• [GIVEN RECORDS]

>> Begin

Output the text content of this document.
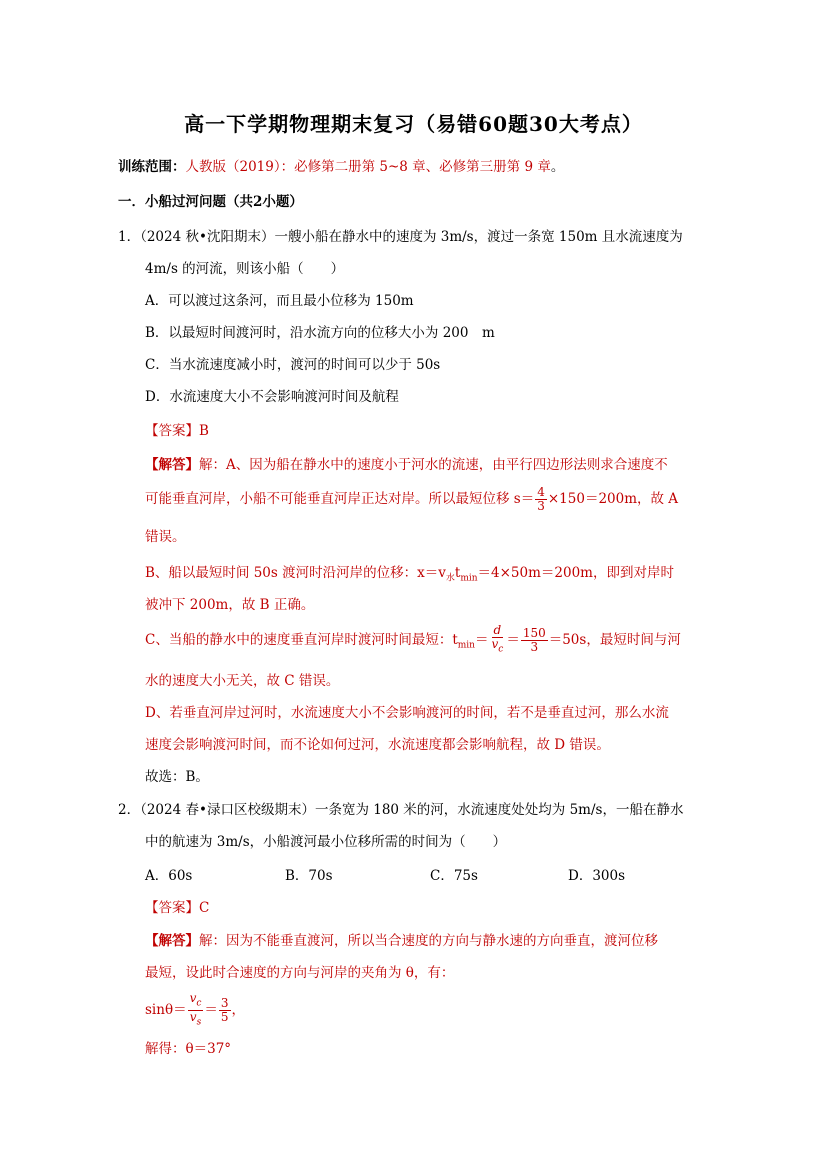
高一下学期物理期末复习（易错60题30大考点）
训练范围：人教版（2019）：必修第二册第 5~8 章、必修第三册第 9 章。
一．小船过河问题（共2小题）
1．（2024 秋•沈阳期末）一艘小船在静水中的速度为 3m/s，渡过一条宽 150m 且水流速度为
4m/s 的河流，则该小船（　　）
A．可以渡过这条河，而且最小位移为 150m
B．以最短时间渡河时，沿水流方向的位移大小为 200　m
C．当水流速度减小时，渡河的时间可以少于 50s
D．水流速度大小不会影响渡河时间及航程
【答案】B
【解答】解：A、因为船在静水中的速度小于河水的流速，由平行四边形法则求合速度不
可能垂直河岸，小船不可能垂直河岸正达对岸。所以最短位移 $s= \frac{4}{3} \times 150=200m$，故 A
错误。
B、船以最短时间 50s 渡河时沿河岸的位移：$x=v_水t_{min}=4\times 50m=200m$，即到对岸时
被冲下 200m，故 B 正确。
C、当船的静水中的速度垂直河岸时渡河时间最短：$t_{min}= \frac{d}{v_c} = \frac{150}{3} =50s$，最短时间与河
水的速度大小无关，故 C 错误。
D、若垂直河岸过河时，水流速度大小不会影响渡河的时间，若不是垂直过河，那么水流
速度会影响渡河时间，而不论如何过河，水流速度都会影响航程，故 D 错误。
故选：B。
2．（2024 春•渌口区校级期末）一条宽为 180 米的河，水流速度处处均为 5m/s，一船在静水
中的航速为 3m/s，小船渡河最小位移所需的时间为（　　）
A．60s	B．70s	C．75s	D．300s
【答案】C
【解答】解：因为不能垂直渡河，所以当合速度的方向与静水速的方向垂直，渡河位移
最短，设此时合速度的方向与河岸的夹角为 θ，有：
$\sin\theta= \frac{v_c}{v_s} = \frac{3}{5}$ ，
解得：θ＝37°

>> End

• [EXERCISE OBJECTIVE] Search the records for the word "frac". Copy every line that has it.

• [EXERCISE RESULT]
可能垂直河岸，小船不可能垂直河岸正达对岸。所以最短位移 $s= \frac{4}{3} \times 150=200m$，故 A
C、当船的静水中的速度垂直河岸时渡河时间最短：$t_{min}= \frac{d}{v_c} = \frac{150}{3} =50s$，最短时间与河
$\sin\theta= \frac{v_c}{v_s} = \frac{3}{5}$ ，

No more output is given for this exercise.